━━━ Recorded data
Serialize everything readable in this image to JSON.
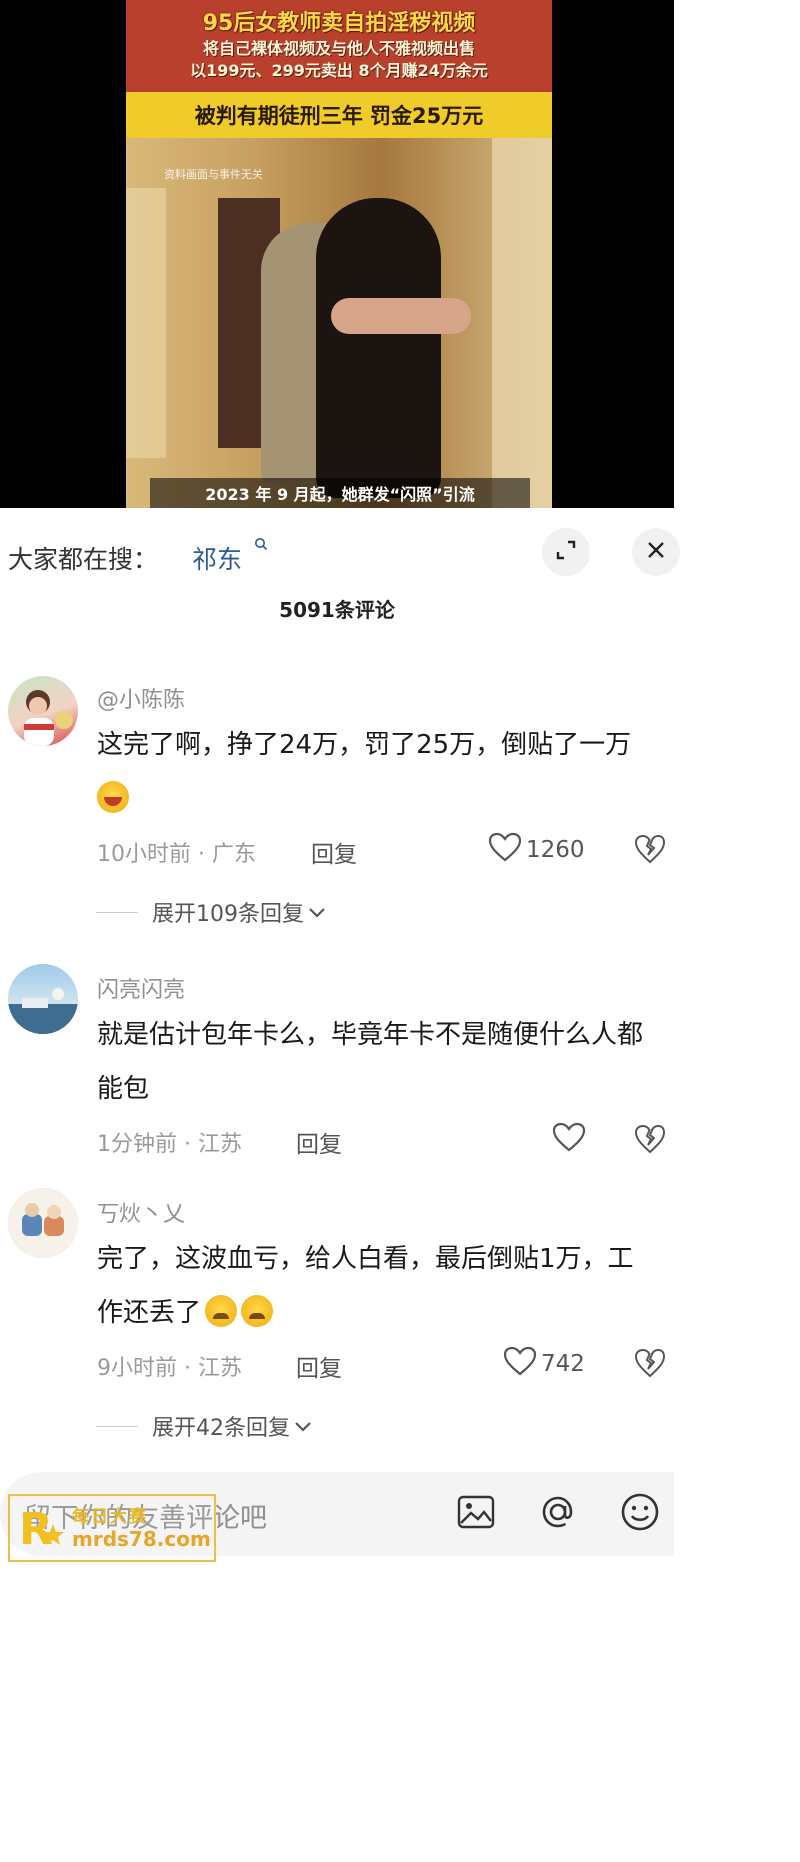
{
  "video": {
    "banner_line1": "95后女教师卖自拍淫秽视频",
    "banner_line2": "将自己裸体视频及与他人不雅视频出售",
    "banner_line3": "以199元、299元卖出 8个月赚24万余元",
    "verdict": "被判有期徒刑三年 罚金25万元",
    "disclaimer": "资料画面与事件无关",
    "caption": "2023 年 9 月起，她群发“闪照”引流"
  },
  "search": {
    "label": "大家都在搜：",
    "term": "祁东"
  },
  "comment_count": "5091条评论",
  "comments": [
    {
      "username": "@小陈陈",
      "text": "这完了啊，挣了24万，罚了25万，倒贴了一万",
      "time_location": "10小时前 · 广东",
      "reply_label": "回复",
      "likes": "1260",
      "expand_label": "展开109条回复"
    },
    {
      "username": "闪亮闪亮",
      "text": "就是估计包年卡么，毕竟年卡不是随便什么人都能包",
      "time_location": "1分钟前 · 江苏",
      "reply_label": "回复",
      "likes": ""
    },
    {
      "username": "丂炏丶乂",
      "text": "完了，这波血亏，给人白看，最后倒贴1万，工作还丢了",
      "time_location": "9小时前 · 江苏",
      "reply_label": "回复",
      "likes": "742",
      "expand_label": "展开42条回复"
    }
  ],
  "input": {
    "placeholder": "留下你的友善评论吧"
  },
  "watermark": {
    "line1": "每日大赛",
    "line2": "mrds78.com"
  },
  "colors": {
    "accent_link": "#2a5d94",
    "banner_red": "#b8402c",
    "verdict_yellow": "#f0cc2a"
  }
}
━━━━━━
Return each line of the data that contains the string "username".

      "username": "@小陈陈",
      "username": "闪亮闪亮",
      "username": "丂炏丶乂",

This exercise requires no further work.